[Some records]
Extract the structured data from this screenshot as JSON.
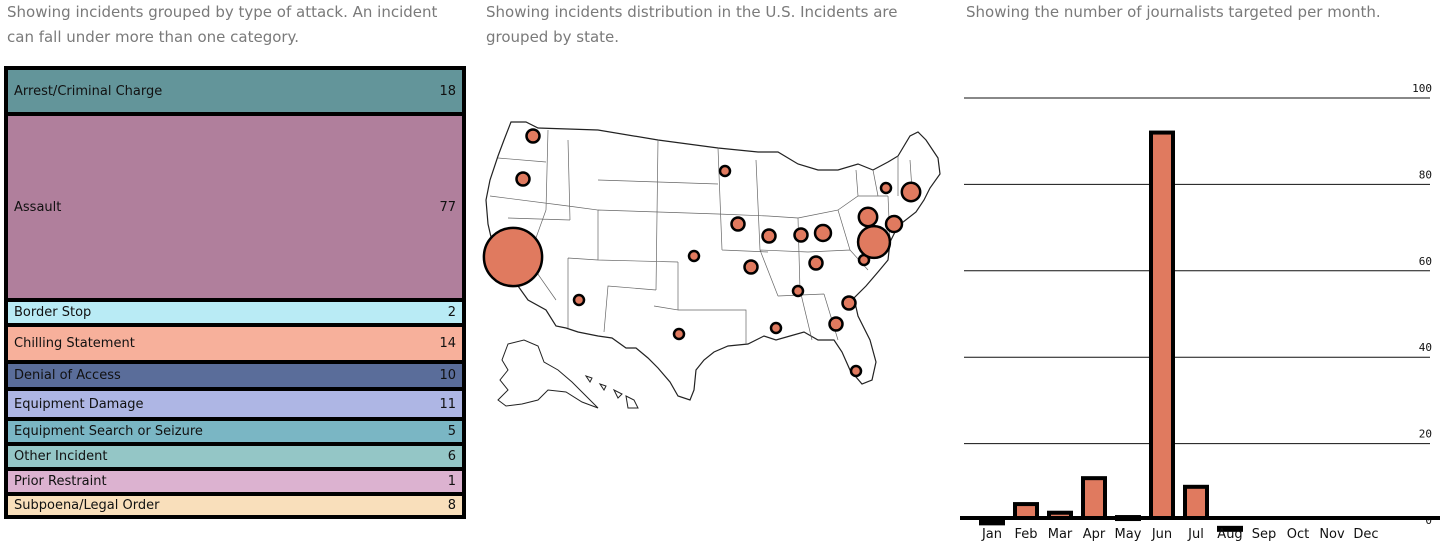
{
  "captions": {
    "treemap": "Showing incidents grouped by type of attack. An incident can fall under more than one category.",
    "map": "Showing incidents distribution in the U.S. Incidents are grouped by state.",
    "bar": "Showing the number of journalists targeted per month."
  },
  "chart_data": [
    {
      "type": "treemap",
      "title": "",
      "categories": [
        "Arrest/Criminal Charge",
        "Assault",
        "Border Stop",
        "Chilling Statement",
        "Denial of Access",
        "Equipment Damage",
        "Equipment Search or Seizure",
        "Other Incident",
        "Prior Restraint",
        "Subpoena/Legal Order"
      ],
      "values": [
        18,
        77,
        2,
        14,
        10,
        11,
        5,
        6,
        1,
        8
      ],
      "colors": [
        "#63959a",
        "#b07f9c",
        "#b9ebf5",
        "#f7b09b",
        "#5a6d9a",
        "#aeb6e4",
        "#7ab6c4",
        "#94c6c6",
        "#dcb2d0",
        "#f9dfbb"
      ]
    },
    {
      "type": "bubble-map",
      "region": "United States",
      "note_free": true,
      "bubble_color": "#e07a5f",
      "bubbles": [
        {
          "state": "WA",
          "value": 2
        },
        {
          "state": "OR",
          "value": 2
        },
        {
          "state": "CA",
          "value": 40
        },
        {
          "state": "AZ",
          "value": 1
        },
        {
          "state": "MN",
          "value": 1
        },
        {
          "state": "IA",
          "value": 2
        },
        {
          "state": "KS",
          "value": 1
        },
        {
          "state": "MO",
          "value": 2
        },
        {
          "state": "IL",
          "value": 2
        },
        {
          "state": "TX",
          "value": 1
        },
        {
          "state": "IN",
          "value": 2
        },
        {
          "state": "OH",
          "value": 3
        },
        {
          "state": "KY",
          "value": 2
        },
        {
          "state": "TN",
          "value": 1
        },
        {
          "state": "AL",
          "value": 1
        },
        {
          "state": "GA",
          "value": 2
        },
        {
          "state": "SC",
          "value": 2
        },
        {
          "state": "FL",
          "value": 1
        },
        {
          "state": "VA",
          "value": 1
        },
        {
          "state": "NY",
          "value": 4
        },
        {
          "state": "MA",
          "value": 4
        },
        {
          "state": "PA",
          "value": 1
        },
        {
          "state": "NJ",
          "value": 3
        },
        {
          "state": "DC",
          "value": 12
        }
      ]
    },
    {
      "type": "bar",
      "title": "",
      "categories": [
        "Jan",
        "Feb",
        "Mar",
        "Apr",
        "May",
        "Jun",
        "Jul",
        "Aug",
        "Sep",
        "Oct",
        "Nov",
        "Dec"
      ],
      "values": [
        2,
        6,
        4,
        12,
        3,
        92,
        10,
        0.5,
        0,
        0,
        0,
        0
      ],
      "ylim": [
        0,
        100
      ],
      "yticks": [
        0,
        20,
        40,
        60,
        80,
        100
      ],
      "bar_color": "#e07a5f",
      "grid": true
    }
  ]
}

- [Goal] Within the listing above, find every line containing the string "treemap" and return it.

- [Response to this task]
    "treemap": "Showing incidents grouped by type of attack. An incident can fall under more than one category.",
      "type": "treemap",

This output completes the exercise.